BEGIN

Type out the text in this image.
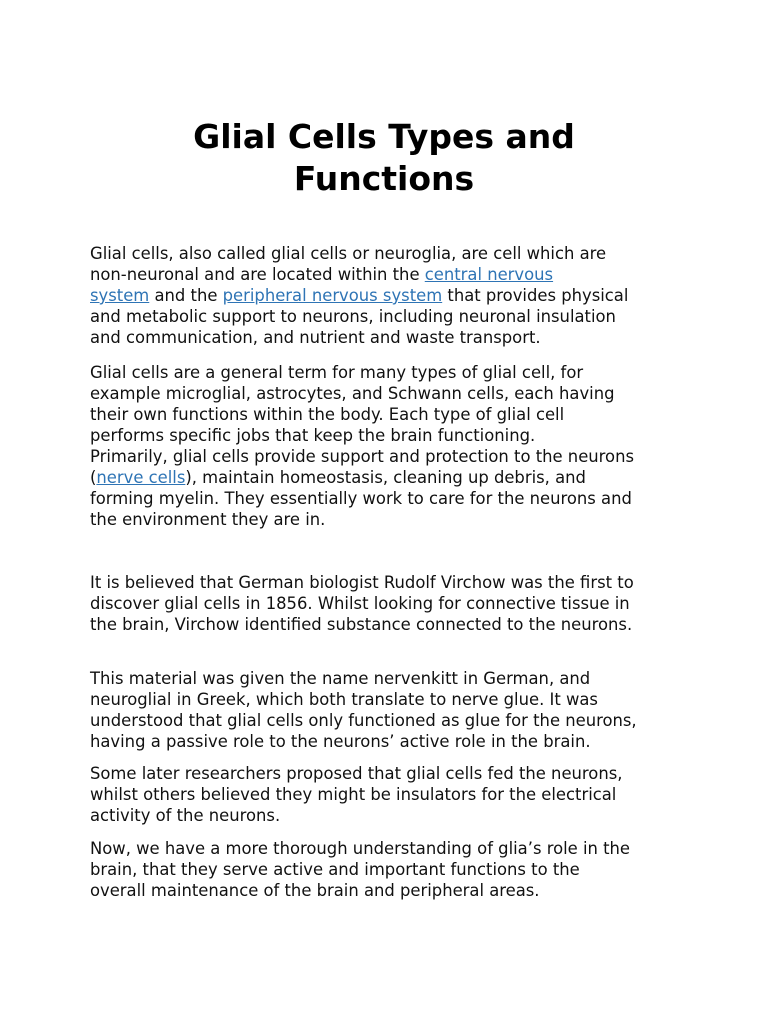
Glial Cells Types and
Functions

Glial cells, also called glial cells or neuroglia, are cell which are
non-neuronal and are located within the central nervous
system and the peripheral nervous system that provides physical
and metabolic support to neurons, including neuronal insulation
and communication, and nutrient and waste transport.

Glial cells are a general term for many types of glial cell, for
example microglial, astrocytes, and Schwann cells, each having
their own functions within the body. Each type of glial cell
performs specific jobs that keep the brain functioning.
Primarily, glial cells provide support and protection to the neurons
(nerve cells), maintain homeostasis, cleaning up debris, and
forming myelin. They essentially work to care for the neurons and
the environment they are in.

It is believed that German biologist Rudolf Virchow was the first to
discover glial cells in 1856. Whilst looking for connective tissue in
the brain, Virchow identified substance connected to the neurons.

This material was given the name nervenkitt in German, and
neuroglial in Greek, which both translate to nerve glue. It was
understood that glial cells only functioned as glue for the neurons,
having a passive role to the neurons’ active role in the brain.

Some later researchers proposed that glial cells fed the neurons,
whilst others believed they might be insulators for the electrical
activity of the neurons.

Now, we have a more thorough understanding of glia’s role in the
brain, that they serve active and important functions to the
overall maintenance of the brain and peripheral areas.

END

_EXERCISE AIM_
From the first line to the last, repeat the data above exactly and leave the pictures out.

_EXERCISE OUTPUT_
Type out the text in this image.
Glial Cells Types and
Functions

Glial cells, also called glial cells or neuroglia, are cell which are
non-neuronal and are located within the central nervous
system and the peripheral nervous system that provides physical
and metabolic support to neurons, including neuronal insulation
and communication, and nutrient and waste transport.

Glial cells are a general term for many types of glial cell, for
example microglial, astrocytes, and Schwann cells, each having
their own functions within the body. Each type of glial cell
performs specific jobs that keep the brain functioning.
Primarily, glial cells provide support and protection to the neurons
(nerve cells), maintain homeostasis, cleaning up debris, and
forming myelin. They essentially work to care for the neurons and
the environment they are in.

It is believed that German biologist Rudolf Virchow was the first to
discover glial cells in 1856. Whilst looking for connective tissue in
the brain, Virchow identified substance connected to the neurons.

This material was given the name nervenkitt in German, and
neuroglial in Greek, which both translate to nerve glue. It was
understood that glial cells only functioned as glue for the neurons,
having a passive role to the neurons’ active role in the brain.

Some later researchers proposed that glial cells fed the neurons,
whilst others believed they might be insulators for the electrical
activity of the neurons.

Now, we have a more thorough understanding of glia’s role in the
brain, that they serve active and important functions to the
overall maintenance of the brain and peripheral areas.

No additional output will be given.